§ Directive: In the records below, pick out all lines containing the word "Available".

[Dataset items]
◆ ◆ ◆

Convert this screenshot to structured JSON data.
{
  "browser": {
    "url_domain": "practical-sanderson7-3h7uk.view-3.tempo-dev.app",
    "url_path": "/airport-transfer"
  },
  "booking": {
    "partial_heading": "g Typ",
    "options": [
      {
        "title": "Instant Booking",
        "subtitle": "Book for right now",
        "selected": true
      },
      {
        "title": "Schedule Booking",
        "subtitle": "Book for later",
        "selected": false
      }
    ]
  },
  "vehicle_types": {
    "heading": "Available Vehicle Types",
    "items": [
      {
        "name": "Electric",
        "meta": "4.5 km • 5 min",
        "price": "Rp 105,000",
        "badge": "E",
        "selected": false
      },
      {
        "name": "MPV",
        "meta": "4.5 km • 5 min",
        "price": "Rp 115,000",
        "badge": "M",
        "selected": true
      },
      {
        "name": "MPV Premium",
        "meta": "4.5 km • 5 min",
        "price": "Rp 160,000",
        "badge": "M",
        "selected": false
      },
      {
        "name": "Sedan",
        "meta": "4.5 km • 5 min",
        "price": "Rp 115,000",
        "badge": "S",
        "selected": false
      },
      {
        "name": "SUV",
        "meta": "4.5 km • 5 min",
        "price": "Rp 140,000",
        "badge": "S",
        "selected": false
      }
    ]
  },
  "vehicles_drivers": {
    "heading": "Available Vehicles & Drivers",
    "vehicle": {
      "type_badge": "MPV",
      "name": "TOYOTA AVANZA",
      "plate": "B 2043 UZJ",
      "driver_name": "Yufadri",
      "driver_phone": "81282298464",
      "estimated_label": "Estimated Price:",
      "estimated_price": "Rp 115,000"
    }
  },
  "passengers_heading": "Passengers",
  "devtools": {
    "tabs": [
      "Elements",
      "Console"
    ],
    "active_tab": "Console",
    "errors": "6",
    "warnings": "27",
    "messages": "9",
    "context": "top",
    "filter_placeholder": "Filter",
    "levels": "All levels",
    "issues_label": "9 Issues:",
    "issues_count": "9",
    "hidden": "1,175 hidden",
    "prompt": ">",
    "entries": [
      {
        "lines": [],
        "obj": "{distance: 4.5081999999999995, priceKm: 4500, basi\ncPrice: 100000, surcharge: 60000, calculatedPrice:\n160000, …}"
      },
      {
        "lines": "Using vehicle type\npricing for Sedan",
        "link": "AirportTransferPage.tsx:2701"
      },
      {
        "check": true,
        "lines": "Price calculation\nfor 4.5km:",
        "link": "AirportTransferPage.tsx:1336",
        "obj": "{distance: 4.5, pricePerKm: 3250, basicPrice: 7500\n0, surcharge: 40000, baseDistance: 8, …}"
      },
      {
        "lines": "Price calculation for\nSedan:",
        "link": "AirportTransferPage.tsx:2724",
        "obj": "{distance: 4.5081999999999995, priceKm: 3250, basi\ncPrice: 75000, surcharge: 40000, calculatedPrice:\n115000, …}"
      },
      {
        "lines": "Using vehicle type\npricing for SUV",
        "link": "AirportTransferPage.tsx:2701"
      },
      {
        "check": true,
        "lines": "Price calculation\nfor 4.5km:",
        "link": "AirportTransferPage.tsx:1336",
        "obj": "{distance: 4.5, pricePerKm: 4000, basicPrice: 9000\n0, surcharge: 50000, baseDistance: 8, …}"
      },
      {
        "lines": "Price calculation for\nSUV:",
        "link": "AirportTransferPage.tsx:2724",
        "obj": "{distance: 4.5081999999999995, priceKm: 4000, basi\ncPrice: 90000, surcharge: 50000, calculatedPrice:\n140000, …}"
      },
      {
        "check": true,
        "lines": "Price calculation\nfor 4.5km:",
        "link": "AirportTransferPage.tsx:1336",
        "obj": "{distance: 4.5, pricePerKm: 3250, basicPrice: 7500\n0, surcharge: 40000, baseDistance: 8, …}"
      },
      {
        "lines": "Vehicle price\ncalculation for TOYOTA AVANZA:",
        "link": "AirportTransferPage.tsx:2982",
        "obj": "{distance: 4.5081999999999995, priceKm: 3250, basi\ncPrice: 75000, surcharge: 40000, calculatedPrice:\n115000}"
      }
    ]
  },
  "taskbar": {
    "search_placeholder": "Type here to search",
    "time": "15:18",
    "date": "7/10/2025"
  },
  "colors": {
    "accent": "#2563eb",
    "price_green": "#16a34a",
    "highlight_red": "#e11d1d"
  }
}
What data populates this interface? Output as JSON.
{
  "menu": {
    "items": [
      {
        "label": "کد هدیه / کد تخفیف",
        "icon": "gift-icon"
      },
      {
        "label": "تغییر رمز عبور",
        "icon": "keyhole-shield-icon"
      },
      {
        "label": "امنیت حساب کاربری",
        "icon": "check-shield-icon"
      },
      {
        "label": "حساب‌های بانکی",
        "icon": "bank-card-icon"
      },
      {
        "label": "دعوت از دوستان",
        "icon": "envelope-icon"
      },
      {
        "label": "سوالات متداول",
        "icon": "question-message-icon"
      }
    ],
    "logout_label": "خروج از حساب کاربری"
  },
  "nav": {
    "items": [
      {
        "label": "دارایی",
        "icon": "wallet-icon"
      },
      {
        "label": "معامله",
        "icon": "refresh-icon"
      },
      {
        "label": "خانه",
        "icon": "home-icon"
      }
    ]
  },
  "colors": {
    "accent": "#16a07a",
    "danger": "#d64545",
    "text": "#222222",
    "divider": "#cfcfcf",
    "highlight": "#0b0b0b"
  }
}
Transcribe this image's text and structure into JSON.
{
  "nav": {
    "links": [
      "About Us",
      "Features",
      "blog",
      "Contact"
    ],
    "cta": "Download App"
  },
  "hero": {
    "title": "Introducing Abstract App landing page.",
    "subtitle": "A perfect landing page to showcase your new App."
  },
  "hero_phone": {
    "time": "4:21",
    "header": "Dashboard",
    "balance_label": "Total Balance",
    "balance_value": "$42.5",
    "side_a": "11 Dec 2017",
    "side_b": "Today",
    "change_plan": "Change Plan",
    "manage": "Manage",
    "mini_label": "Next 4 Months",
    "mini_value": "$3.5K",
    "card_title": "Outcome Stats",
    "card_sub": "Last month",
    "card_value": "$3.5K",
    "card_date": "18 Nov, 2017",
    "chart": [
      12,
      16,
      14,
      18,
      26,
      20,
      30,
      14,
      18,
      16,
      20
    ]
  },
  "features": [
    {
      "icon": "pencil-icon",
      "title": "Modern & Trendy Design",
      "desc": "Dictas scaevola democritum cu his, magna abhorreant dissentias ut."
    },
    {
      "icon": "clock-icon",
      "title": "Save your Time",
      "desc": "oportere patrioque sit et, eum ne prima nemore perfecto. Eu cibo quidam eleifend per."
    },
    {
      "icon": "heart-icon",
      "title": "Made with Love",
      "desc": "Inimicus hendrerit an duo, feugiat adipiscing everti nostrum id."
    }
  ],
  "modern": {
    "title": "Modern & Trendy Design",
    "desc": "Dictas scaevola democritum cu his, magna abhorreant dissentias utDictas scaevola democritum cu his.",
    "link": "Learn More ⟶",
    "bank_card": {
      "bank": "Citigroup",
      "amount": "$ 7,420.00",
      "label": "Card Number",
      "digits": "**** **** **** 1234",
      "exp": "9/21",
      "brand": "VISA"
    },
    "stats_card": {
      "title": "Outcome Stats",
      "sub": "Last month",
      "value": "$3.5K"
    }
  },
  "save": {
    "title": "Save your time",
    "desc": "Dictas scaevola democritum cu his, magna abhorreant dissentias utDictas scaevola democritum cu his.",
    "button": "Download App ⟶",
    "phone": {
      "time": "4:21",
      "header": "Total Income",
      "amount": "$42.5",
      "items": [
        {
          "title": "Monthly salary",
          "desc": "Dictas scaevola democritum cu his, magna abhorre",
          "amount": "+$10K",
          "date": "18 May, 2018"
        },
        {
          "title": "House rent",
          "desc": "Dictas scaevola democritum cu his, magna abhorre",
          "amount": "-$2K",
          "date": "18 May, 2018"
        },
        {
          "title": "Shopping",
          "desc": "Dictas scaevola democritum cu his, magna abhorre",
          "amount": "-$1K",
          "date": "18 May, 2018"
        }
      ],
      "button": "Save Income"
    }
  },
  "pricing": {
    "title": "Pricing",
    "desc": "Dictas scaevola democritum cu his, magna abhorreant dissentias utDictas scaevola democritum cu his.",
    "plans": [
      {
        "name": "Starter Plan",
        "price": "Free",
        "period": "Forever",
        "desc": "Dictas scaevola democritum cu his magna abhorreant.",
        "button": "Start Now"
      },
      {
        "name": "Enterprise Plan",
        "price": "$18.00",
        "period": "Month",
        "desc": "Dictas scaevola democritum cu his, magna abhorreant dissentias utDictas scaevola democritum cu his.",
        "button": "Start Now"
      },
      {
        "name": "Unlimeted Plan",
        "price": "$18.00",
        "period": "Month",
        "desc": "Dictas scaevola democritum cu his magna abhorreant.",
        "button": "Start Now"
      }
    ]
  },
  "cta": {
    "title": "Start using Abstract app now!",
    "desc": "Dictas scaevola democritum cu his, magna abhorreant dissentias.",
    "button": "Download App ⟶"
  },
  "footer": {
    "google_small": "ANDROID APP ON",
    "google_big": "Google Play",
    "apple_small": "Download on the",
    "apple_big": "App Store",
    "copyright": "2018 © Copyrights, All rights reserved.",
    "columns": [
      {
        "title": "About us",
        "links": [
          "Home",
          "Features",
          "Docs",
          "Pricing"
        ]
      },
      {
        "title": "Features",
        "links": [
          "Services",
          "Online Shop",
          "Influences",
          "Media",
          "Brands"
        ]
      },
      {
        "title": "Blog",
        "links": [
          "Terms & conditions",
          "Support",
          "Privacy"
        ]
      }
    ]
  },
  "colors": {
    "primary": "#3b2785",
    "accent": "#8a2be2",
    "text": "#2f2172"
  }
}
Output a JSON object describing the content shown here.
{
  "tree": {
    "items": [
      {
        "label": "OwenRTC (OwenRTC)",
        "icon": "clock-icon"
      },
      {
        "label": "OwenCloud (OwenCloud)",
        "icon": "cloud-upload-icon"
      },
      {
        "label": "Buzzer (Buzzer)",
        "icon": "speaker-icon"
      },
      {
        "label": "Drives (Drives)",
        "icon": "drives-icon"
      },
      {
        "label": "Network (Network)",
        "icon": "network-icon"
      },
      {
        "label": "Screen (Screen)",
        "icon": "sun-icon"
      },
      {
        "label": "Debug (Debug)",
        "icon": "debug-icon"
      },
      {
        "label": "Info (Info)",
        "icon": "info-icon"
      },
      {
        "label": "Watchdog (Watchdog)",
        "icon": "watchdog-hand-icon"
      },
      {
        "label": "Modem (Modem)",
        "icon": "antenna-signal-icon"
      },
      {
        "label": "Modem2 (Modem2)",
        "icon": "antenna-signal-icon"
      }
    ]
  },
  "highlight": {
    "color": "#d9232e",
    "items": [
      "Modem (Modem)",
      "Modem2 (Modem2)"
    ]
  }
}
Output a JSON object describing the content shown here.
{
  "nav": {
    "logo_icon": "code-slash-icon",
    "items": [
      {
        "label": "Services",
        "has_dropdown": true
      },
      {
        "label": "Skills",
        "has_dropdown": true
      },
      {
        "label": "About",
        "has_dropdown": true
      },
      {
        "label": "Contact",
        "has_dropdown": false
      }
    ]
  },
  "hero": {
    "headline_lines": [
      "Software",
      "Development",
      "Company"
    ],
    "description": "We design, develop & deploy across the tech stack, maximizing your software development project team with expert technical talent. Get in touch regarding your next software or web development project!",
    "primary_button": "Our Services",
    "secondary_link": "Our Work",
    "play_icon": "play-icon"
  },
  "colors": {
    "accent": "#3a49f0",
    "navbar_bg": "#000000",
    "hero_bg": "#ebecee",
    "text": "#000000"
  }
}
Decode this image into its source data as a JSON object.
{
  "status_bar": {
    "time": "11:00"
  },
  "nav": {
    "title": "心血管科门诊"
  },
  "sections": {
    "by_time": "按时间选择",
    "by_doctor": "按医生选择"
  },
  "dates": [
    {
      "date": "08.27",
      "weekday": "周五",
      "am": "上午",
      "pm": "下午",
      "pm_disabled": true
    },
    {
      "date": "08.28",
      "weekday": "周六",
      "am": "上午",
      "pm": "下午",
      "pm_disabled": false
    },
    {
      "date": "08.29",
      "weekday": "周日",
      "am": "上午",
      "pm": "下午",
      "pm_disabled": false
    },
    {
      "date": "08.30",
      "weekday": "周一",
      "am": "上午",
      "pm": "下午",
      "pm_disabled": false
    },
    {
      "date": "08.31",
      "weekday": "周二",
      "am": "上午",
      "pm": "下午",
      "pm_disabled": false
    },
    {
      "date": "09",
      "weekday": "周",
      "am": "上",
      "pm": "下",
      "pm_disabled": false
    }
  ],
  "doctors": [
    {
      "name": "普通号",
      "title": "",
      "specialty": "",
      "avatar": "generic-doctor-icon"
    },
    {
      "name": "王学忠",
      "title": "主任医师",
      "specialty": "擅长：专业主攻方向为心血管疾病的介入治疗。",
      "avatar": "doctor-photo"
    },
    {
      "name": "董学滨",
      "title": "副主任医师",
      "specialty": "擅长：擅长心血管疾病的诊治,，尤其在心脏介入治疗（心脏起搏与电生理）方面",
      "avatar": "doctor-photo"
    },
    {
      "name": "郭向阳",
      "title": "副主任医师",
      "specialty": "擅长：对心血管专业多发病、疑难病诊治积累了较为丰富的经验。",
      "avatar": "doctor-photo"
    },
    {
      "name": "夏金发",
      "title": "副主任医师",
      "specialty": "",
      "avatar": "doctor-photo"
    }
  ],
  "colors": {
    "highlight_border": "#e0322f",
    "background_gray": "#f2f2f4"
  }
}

◆ ◆ ◆

§ Task output:
    "heading": "Available Vehicle Types",
    "heading": "Available Vehicles & Drivers",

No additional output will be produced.